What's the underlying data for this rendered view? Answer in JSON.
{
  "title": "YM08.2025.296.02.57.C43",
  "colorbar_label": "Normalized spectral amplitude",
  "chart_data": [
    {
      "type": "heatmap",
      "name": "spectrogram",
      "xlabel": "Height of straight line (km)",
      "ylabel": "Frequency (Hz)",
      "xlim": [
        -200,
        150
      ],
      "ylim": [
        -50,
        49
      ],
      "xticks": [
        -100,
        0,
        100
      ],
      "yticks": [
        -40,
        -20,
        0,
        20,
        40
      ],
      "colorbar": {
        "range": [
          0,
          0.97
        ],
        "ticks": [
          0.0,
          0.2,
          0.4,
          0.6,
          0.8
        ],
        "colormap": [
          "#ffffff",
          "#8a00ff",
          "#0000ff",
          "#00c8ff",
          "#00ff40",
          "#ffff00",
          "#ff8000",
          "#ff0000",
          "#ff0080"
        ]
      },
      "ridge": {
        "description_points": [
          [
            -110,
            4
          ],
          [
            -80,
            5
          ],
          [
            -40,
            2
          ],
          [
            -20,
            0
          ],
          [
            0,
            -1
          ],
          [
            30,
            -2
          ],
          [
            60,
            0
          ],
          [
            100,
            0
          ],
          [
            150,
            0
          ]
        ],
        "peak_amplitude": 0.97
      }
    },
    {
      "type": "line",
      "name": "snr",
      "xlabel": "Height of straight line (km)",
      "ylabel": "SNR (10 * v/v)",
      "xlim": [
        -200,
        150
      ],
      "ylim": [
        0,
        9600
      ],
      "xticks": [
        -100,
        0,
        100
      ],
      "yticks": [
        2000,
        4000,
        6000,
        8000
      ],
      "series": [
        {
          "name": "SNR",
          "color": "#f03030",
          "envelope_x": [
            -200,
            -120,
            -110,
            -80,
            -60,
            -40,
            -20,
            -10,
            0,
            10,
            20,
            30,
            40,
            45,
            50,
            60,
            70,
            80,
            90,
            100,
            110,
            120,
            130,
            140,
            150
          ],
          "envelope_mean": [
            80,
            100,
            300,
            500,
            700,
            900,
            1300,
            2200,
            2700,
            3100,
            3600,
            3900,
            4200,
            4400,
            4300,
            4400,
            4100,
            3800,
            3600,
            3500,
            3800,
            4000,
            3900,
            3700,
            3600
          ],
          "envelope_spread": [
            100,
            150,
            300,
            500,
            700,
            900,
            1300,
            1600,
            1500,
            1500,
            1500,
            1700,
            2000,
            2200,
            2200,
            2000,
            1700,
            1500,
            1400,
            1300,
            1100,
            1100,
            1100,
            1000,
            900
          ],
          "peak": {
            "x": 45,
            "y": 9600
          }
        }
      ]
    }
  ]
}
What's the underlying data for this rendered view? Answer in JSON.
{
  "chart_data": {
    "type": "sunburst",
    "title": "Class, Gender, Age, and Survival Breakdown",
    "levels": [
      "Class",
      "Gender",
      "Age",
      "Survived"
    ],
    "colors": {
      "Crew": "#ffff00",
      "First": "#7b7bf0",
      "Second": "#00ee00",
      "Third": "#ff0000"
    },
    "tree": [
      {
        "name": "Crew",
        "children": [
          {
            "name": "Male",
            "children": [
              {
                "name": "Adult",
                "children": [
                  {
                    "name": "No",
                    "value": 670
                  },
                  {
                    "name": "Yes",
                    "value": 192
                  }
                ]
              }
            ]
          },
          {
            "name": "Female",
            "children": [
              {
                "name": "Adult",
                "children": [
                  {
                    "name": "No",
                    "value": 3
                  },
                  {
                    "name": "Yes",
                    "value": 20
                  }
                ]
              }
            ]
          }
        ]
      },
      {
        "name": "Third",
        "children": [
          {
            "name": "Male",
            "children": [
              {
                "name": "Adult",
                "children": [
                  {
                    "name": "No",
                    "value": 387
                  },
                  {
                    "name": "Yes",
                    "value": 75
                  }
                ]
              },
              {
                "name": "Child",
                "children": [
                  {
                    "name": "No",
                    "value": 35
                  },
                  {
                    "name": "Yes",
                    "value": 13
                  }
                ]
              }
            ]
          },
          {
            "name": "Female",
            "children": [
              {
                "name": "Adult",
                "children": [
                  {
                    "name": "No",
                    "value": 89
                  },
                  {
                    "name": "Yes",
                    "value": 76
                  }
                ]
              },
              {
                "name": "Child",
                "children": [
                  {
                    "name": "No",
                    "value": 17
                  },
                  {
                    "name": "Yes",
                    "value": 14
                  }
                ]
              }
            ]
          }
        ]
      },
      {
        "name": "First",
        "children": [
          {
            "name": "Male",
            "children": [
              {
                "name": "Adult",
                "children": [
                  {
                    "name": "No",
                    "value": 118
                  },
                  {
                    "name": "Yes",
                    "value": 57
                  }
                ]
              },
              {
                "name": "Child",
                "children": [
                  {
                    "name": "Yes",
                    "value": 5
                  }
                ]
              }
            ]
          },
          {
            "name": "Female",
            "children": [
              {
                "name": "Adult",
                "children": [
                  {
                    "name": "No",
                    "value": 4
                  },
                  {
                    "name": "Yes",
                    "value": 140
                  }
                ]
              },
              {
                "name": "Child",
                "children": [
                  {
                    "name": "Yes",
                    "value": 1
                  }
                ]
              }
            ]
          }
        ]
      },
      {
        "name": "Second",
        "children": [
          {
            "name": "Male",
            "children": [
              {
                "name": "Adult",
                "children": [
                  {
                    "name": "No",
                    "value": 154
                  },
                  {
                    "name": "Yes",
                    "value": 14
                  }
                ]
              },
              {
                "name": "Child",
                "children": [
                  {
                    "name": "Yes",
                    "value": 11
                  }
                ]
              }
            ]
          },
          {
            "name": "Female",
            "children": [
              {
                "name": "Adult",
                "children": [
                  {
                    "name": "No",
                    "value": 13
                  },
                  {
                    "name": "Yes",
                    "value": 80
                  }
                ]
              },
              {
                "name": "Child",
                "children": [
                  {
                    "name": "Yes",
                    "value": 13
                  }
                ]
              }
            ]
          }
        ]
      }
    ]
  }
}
■ ■ ■ ■ ■ ■ ■
# Exercise details
Type out the full listing again, exactly as given.

# Written answer
What's the underlying data for this rendered view? Answer in JSON.
{
  "title": "YM08.2025.296.02.57.C43",
  "colorbar_label": "Normalized spectral amplitude",
  "chart_data": [
    {
      "type": "heatmap",
      "name": "spectrogram",
      "xlabel": "Height of straight line (km)",
      "ylabel": "Frequency (Hz)",
      "xlim": [
        -200,
        150
      ],
      "ylim": [
        -50,
        49
      ],
      "xticks": [
        -100,
        0,
        100
      ],
      "yticks": [
        -40,
        -20,
        0,
        20,
        40
      ],
      "colorbar": {
        "range": [
          0,
          0.97
        ],
        "ticks": [
          0.0,
          0.2,
          0.4,
          0.6,
          0.8
        ],
        "colormap": [
          "#ffffff",
          "#8a00ff",
          "#0000ff",
          "#00c8ff",
          "#00ff40",
          "#ffff00",
          "#ff8000",
          "#ff0000",
          "#ff0080"
        ]
      },
      "ridge": {
        "description_points": [
          [
            -110,
            4
          ],
          [
            -80,
            5
          ],
          [
            -40,
            2
          ],
          [
            -20,
            0
          ],
          [
            0,
            -1
          ],
          [
            30,
            -2
          ],
          [
            60,
            0
          ],
          [
            100,
            0
          ],
          [
            150,
            0
          ]
        ],
        "peak_amplitude": 0.97
      }
    },
    {
      "type": "line",
      "name": "snr",
      "xlabel": "Height of straight line (km)",
      "ylabel": "SNR (10 * v/v)",
      "xlim": [
        -200,
        150
      ],
      "ylim": [
        0,
        9600
      ],
      "xticks": [
        -100,
        0,
        100
      ],
      "yticks": [
        2000,
        4000,
        6000,
        8000
      ],
      "series": [
        {
          "name": "SNR",
          "color": "#f03030",
          "envelope_x": [
            -200,
            -120,
            -110,
            -80,
            -60,
            -40,
            -20,
            -10,
            0,
            10,
            20,
            30,
            40,
            45,
            50,
            60,
            70,
            80,
            90,
            100,
            110,
            120,
            130,
            140,
            150
          ],
          "envelope_mean": [
            80,
            100,
            300,
            500,
            700,
            900,
            1300,
            2200,
            2700,
            3100,
            3600,
            3900,
            4200,
            4400,
            4300,
            4400,
            4100,
            3800,
            3600,
            3500,
            3800,
            4000,
            3900,
            3700,
            3600
          ],
          "envelope_spread": [
            100,
            150,
            300,
            500,
            700,
            900,
            1300,
            1600,
            1500,
            1500,
            1500,
            1700,
            2000,
            2200,
            2200,
            2000,
            1700,
            1500,
            1400,
            1300,
            1100,
            1100,
            1100,
            1000,
            900
          ],
          "peak": {
            "x": 45,
            "y": 9600
          }
        }
      ]
    }
  ]
}
What's the underlying data for this rendered view? Answer in JSON.
{
  "chart_data": {
    "type": "sunburst",
    "title": "Class, Gender, Age, and Survival Breakdown",
    "levels": [
      "Class",
      "Gender",
      "Age",
      "Survived"
    ],
    "colors": {
      "Crew": "#ffff00",
      "First": "#7b7bf0",
      "Second": "#00ee00",
      "Third": "#ff0000"
    },
    "tree": [
      {
        "name": "Crew",
        "children": [
          {
            "name": "Male",
            "children": [
              {
                "name": "Adult",
                "children": [
                  {
                    "name": "No",
                    "value": 670
                  },
                  {
                    "name": "Yes",
                    "value": 192
                  }
                ]
              }
            ]
          },
          {
            "name": "Female",
            "children": [
              {
                "name": "Adult",
                "children": [
                  {
                    "name": "No",
                    "value": 3
                  },
                  {
                    "name": "Yes",
                    "value": 20
                  }
                ]
              }
            ]
          }
        ]
      },
      {
        "name": "Third",
        "children": [
          {
            "name": "Male",
            "children": [
              {
                "name": "Adult",
                "children": [
                  {
                    "name": "No",
                    "value": 387
                  },
                  {
                    "name": "Yes",
                    "value": 75
                  }
                ]
              },
              {
                "name": "Child",
                "children": [
                  {
                    "name": "No",
                    "value": 35
                  },
                  {
                    "name": "Yes",
                    "value": 13
                  }
                ]
              }
            ]
          },
          {
            "name": "Female",
            "children": [
              {
                "name": "Adult",
                "children": [
                  {
                    "name": "No",
                    "value": 89
                  },
                  {
                    "name": "Yes",
                    "value": 76
                  }
                ]
              },
              {
                "name": "Child",
                "children": [
                  {
                    "name": "No",
                    "value": 17
                  },
                  {
                    "name": "Yes",
                    "value": 14
                  }
                ]
              }
            ]
          }
        ]
      },
      {
        "name": "First",
        "children": [
          {
            "name": "Male",
            "children": [
              {
                "name": "Adult",
                "children": [
                  {
                    "name": "No",
                    "value": 118
                  },
                  {
                    "name": "Yes",
                    "value": 57
                  }
                ]
              },
              {
                "name": "Child",
                "children": [
                  {
                    "name": "Yes",
                    "value": 5
                  }
                ]
              }
            ]
          },
          {
            "name": "Female",
            "children": [
              {
                "name": "Adult",
                "children": [
                  {
                    "name": "No",
                    "value": 4
                  },
                  {
                    "name": "Yes",
                    "value": 140
                  }
                ]
              },
              {
                "name": "Child",
                "children": [
                  {
                    "name": "Yes",
                    "value": 1
                  }
                ]
              }
            ]
          }
        ]
      },
      {
        "name": "Second",
        "children": [
          {
            "name": "Male",
            "children": [
              {
                "name": "Adult",
                "children": [
                  {
                    "name": "No",
                    "value": 154
                  },
                  {
                    "name": "Yes",
                    "value": 14
                  }
                ]
              },
              {
                "name": "Child",
                "children": [
                  {
                    "name": "Yes",
                    "value": 11
                  }
                ]
              }
            ]
          },
          {
            "name": "Female",
            "children": [
              {
                "name": "Adult",
                "children": [
                  {
                    "name": "No",
                    "value": 13
                  },
                  {
                    "name": "Yes",
                    "value": 80
                  }
                ]
              },
              {
                "name": "Child",
                "children": [
                  {
                    "name": "Yes",
                    "value": 13
                  }
                ]
              }
            ]
          }
        ]
      }
    ]
  }
}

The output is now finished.